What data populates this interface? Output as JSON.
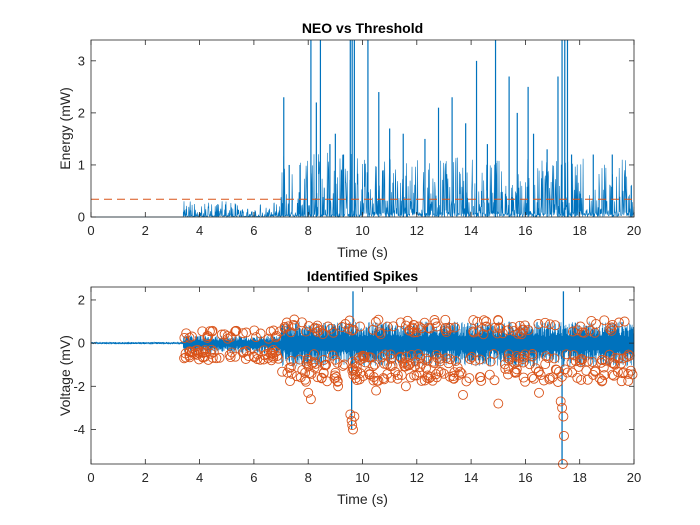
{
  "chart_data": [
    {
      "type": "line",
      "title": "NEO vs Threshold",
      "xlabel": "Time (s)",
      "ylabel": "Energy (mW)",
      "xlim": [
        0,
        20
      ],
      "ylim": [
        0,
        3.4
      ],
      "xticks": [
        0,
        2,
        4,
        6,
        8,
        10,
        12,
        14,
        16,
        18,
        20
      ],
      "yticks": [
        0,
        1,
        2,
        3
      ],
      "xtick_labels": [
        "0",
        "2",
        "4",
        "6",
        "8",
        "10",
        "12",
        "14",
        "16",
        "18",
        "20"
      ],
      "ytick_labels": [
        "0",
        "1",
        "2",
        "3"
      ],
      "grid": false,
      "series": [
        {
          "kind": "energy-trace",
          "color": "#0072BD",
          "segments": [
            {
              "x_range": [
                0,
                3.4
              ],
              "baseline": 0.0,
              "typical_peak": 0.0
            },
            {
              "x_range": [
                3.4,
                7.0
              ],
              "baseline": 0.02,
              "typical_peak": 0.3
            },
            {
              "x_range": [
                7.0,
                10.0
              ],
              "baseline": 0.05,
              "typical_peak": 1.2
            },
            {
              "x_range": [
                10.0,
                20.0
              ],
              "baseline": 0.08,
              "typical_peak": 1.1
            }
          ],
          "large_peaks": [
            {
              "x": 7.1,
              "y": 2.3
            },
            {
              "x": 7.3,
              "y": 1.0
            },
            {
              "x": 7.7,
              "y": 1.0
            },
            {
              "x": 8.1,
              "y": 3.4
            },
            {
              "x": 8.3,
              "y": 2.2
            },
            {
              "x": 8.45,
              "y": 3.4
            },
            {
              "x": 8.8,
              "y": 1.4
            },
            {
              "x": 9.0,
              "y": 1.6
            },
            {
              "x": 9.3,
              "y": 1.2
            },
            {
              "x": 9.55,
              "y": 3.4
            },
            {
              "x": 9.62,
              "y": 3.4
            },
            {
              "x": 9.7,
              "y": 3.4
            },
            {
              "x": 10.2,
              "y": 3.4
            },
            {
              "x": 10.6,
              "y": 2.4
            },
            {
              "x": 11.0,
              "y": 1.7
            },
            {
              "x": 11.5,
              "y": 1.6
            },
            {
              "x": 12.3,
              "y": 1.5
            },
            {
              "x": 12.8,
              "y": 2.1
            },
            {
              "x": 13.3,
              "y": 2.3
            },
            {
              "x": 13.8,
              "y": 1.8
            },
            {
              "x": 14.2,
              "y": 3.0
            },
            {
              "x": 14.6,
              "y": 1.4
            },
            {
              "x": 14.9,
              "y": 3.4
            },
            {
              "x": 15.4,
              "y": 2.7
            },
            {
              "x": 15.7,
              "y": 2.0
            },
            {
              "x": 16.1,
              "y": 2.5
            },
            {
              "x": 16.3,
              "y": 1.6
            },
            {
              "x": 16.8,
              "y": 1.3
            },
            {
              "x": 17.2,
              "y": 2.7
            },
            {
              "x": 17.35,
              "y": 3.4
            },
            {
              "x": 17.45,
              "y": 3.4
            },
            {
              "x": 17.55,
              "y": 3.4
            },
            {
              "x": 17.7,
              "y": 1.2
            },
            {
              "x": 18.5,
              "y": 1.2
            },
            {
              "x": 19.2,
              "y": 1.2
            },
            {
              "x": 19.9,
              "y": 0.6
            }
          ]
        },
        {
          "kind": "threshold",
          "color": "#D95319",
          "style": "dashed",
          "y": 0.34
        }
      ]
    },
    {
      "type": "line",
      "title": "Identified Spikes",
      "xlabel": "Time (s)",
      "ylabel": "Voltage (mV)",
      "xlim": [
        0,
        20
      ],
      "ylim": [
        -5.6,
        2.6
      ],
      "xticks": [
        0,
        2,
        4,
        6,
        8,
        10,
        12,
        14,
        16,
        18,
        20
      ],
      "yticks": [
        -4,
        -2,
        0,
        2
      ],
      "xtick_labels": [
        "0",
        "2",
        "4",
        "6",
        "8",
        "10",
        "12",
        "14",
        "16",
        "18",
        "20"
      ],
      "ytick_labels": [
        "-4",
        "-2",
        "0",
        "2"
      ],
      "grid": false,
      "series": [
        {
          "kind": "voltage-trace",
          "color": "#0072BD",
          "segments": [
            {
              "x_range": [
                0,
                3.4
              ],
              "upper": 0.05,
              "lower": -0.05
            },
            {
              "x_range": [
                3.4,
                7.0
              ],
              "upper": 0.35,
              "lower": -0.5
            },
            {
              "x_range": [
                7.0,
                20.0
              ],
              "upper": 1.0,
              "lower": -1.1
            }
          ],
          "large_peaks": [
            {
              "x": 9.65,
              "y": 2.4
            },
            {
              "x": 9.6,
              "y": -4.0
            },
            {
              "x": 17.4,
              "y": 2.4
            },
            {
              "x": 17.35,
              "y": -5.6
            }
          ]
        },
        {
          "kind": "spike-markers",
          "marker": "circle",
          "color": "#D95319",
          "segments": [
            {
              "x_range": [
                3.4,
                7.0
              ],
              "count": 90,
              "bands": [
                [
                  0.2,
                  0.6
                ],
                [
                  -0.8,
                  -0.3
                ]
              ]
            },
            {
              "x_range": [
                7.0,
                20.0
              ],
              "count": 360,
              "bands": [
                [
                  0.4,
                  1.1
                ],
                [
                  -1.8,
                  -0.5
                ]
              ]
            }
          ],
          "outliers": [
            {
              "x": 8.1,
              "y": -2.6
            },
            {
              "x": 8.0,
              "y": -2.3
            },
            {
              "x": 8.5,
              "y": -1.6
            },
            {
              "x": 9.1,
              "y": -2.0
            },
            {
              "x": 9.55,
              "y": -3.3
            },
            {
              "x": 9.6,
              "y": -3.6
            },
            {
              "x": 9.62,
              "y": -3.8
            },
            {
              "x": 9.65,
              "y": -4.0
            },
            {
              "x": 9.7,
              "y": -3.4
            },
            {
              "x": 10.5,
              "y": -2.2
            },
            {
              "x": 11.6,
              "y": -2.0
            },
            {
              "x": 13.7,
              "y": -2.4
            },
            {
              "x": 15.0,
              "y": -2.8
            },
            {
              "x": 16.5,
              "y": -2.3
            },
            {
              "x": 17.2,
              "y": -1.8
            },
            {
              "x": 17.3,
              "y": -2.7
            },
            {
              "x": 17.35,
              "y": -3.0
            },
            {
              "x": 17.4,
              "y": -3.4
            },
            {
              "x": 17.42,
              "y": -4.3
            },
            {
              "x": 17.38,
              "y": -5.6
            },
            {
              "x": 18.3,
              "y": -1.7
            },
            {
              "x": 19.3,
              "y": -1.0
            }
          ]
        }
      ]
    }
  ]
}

+--

Reproduce each entry precisely. Leave the pictures out.

**CORRECT OUTPUT**
What data populates this interface? Output as JSON.
{
  "chart_data": [
    {
      "type": "line",
      "title": "NEO vs Threshold",
      "xlabel": "Time (s)",
      "ylabel": "Energy (mW)",
      "xlim": [
        0,
        20
      ],
      "ylim": [
        0,
        3.4
      ],
      "xticks": [
        0,
        2,
        4,
        6,
        8,
        10,
        12,
        14,
        16,
        18,
        20
      ],
      "yticks": [
        0,
        1,
        2,
        3
      ],
      "xtick_labels": [
        "0",
        "2",
        "4",
        "6",
        "8",
        "10",
        "12",
        "14",
        "16",
        "18",
        "20"
      ],
      "ytick_labels": [
        "0",
        "1",
        "2",
        "3"
      ],
      "grid": false,
      "series": [
        {
          "kind": "energy-trace",
          "color": "#0072BD",
          "segments": [
            {
              "x_range": [
                0,
                3.4
              ],
              "baseline": 0.0,
              "typical_peak": 0.0
            },
            {
              "x_range": [
                3.4,
                7.0
              ],
              "baseline": 0.02,
              "typical_peak": 0.3
            },
            {
              "x_range": [
                7.0,
                10.0
              ],
              "baseline": 0.05,
              "typical_peak": 1.2
            },
            {
              "x_range": [
                10.0,
                20.0
              ],
              "baseline": 0.08,
              "typical_peak": 1.1
            }
          ],
          "large_peaks": [
            {
              "x": 7.1,
              "y": 2.3
            },
            {
              "x": 7.3,
              "y": 1.0
            },
            {
              "x": 7.7,
              "y": 1.0
            },
            {
              "x": 8.1,
              "y": 3.4
            },
            {
              "x": 8.3,
              "y": 2.2
            },
            {
              "x": 8.45,
              "y": 3.4
            },
            {
              "x": 8.8,
              "y": 1.4
            },
            {
              "x": 9.0,
              "y": 1.6
            },
            {
              "x": 9.3,
              "y": 1.2
            },
            {
              "x": 9.55,
              "y": 3.4
            },
            {
              "x": 9.62,
              "y": 3.4
            },
            {
              "x": 9.7,
              "y": 3.4
            },
            {
              "x": 10.2,
              "y": 3.4
            },
            {
              "x": 10.6,
              "y": 2.4
            },
            {
              "x": 11.0,
              "y": 1.7
            },
            {
              "x": 11.5,
              "y": 1.6
            },
            {
              "x": 12.3,
              "y": 1.5
            },
            {
              "x": 12.8,
              "y": 2.1
            },
            {
              "x": 13.3,
              "y": 2.3
            },
            {
              "x": 13.8,
              "y": 1.8
            },
            {
              "x": 14.2,
              "y": 3.0
            },
            {
              "x": 14.6,
              "y": 1.4
            },
            {
              "x": 14.9,
              "y": 3.4
            },
            {
              "x": 15.4,
              "y": 2.7
            },
            {
              "x": 15.7,
              "y": 2.0
            },
            {
              "x": 16.1,
              "y": 2.5
            },
            {
              "x": 16.3,
              "y": 1.6
            },
            {
              "x": 16.8,
              "y": 1.3
            },
            {
              "x": 17.2,
              "y": 2.7
            },
            {
              "x": 17.35,
              "y": 3.4
            },
            {
              "x": 17.45,
              "y": 3.4
            },
            {
              "x": 17.55,
              "y": 3.4
            },
            {
              "x": 17.7,
              "y": 1.2
            },
            {
              "x": 18.5,
              "y": 1.2
            },
            {
              "x": 19.2,
              "y": 1.2
            },
            {
              "x": 19.9,
              "y": 0.6
            }
          ]
        },
        {
          "kind": "threshold",
          "color": "#D95319",
          "style": "dashed",
          "y": 0.34
        }
      ]
    },
    {
      "type": "line",
      "title": "Identified Spikes",
      "xlabel": "Time (s)",
      "ylabel": "Voltage (mV)",
      "xlim": [
        0,
        20
      ],
      "ylim": [
        -5.6,
        2.6
      ],
      "xticks": [
        0,
        2,
        4,
        6,
        8,
        10,
        12,
        14,
        16,
        18,
        20
      ],
      "yticks": [
        -4,
        -2,
        0,
        2
      ],
      "xtick_labels": [
        "0",
        "2",
        "4",
        "6",
        "8",
        "10",
        "12",
        "14",
        "16",
        "18",
        "20"
      ],
      "ytick_labels": [
        "-4",
        "-2",
        "0",
        "2"
      ],
      "grid": false,
      "series": [
        {
          "kind": "voltage-trace",
          "color": "#0072BD",
          "segments": [
            {
              "x_range": [
                0,
                3.4
              ],
              "upper": 0.05,
              "lower": -0.05
            },
            {
              "x_range": [
                3.4,
                7.0
              ],
              "upper": 0.35,
              "lower": -0.5
            },
            {
              "x_range": [
                7.0,
                20.0
              ],
              "upper": 1.0,
              "lower": -1.1
            }
          ],
          "large_peaks": [
            {
              "x": 9.65,
              "y": 2.4
            },
            {
              "x": 9.6,
              "y": -4.0
            },
            {
              "x": 17.4,
              "y": 2.4
            },
            {
              "x": 17.35,
              "y": -5.6
            }
          ]
        },
        {
          "kind": "spike-markers",
          "marker": "circle",
          "color": "#D95319",
          "segments": [
            {
              "x_range": [
                3.4,
                7.0
              ],
              "count": 90,
              "bands": [
                [
                  0.2,
                  0.6
                ],
                [
                  -0.8,
                  -0.3
                ]
              ]
            },
            {
              "x_range": [
                7.0,
                20.0
              ],
              "count": 360,
              "bands": [
                [
                  0.4,
                  1.1
                ],
                [
                  -1.8,
                  -0.5
                ]
              ]
            }
          ],
          "outliers": [
            {
              "x": 8.1,
              "y": -2.6
            },
            {
              "x": 8.0,
              "y": -2.3
            },
            {
              "x": 8.5,
              "y": -1.6
            },
            {
              "x": 9.1,
              "y": -2.0
            },
            {
              "x": 9.55,
              "y": -3.3
            },
            {
              "x": 9.6,
              "y": -3.6
            },
            {
              "x": 9.62,
              "y": -3.8
            },
            {
              "x": 9.65,
              "y": -4.0
            },
            {
              "x": 9.7,
              "y": -3.4
            },
            {
              "x": 10.5,
              "y": -2.2
            },
            {
              "x": 11.6,
              "y": -2.0
            },
            {
              "x": 13.7,
              "y": -2.4
            },
            {
              "x": 15.0,
              "y": -2.8
            },
            {
              "x": 16.5,
              "y": -2.3
            },
            {
              "x": 17.2,
              "y": -1.8
            },
            {
              "x": 17.3,
              "y": -2.7
            },
            {
              "x": 17.35,
              "y": -3.0
            },
            {
              "x": 17.4,
              "y": -3.4
            },
            {
              "x": 17.42,
              "y": -4.3
            },
            {
              "x": 17.38,
              "y": -5.6
            },
            {
              "x": 18.3,
              "y": -1.7
            },
            {
              "x": 19.3,
              "y": -1.0
            }
          ]
        }
      ]
    }
  ]
}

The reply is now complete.